## Problem statement
Pick out every line holding the string "системам" and copy it.

## Source data
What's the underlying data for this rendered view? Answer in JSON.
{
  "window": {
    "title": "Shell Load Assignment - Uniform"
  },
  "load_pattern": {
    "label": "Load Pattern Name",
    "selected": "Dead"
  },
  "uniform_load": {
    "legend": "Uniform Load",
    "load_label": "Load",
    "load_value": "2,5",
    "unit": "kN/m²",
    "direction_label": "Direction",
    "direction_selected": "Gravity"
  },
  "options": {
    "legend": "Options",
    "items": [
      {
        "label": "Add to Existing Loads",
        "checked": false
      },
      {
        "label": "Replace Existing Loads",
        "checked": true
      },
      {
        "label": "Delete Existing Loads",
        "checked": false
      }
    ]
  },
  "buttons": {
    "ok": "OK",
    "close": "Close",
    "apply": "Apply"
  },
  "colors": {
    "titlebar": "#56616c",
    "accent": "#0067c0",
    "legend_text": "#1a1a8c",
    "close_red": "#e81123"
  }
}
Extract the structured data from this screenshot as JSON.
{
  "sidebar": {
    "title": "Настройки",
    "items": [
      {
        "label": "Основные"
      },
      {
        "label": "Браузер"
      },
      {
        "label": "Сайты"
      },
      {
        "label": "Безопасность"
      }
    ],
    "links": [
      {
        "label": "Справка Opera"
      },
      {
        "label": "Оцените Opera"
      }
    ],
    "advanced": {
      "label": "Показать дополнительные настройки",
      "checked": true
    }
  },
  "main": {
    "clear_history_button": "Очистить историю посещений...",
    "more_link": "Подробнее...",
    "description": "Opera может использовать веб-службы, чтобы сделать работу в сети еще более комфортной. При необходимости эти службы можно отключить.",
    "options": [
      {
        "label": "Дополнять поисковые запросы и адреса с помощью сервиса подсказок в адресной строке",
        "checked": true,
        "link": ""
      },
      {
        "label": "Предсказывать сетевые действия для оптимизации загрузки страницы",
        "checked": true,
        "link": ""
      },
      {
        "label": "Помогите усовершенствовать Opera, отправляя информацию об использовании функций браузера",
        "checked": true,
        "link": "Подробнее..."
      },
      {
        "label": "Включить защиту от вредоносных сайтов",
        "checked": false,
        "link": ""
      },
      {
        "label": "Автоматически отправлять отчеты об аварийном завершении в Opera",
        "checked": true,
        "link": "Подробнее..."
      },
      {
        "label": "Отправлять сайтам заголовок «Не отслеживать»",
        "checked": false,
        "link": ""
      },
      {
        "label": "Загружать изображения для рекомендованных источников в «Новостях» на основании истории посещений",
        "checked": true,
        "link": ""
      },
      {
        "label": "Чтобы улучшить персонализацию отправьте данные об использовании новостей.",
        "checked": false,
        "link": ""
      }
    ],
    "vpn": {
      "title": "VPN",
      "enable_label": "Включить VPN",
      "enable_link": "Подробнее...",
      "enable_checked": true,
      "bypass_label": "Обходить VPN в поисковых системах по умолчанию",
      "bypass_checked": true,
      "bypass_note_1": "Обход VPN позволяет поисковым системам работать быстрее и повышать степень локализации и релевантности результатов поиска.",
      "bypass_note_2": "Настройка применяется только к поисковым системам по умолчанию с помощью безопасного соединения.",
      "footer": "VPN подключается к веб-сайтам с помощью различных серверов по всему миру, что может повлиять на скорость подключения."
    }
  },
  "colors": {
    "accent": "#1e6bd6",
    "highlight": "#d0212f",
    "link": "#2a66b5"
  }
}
==
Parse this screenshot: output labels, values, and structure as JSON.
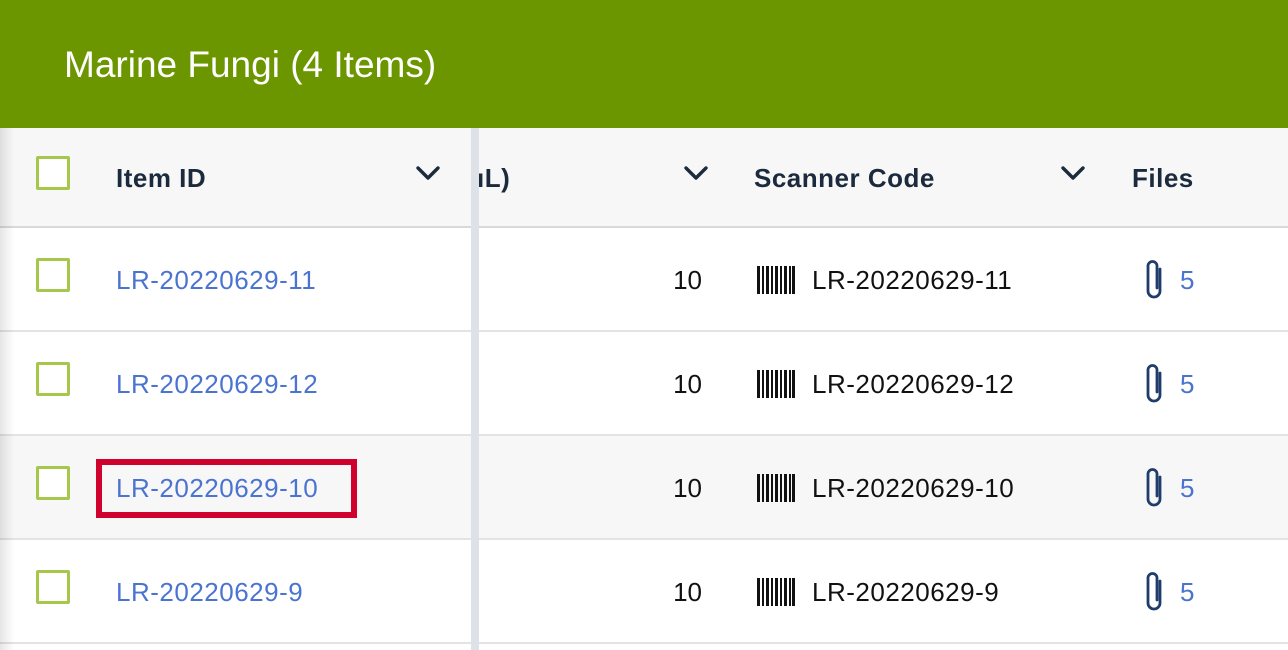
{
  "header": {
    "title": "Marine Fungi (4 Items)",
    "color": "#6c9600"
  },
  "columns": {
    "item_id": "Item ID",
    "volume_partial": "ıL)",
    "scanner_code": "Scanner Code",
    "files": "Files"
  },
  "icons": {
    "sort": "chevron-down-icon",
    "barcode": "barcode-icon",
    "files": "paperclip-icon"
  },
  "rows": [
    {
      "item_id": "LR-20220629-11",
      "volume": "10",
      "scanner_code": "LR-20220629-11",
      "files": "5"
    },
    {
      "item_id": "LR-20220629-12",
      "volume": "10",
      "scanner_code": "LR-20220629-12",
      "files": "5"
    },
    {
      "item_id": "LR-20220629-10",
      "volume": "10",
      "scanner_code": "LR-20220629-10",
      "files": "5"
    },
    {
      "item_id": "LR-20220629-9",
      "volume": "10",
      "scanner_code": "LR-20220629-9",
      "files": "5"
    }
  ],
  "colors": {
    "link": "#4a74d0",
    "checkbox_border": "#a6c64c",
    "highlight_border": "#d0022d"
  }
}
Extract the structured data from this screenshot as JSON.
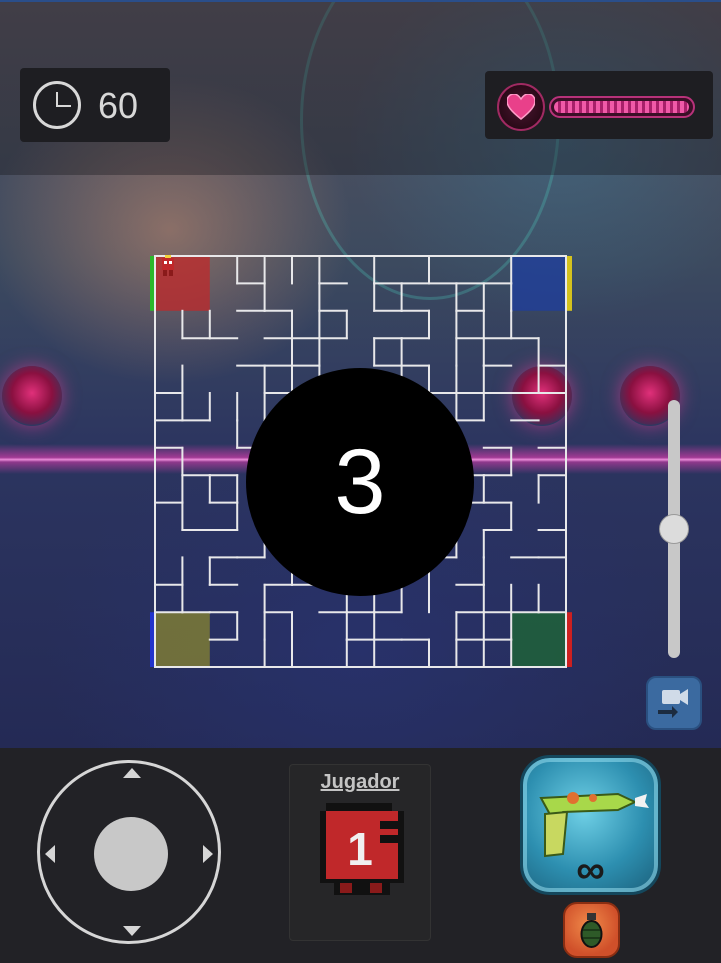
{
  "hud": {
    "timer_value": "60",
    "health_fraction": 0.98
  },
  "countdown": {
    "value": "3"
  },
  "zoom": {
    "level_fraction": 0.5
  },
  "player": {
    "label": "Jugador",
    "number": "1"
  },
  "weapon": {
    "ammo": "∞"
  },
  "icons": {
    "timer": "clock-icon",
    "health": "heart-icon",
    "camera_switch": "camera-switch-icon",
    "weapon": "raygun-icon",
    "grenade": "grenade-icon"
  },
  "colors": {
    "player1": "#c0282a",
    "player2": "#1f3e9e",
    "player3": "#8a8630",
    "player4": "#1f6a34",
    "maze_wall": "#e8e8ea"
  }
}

## Full output
      "bypass_note_1": "Обход VPN позволяет поисковым системам работать быстрее и повышать степень локализации и релевантности результатов поиска.",
      "bypass_note_2": "Настройка применяется только к поисковым системам по умолчанию с помощью безопасного соединения.",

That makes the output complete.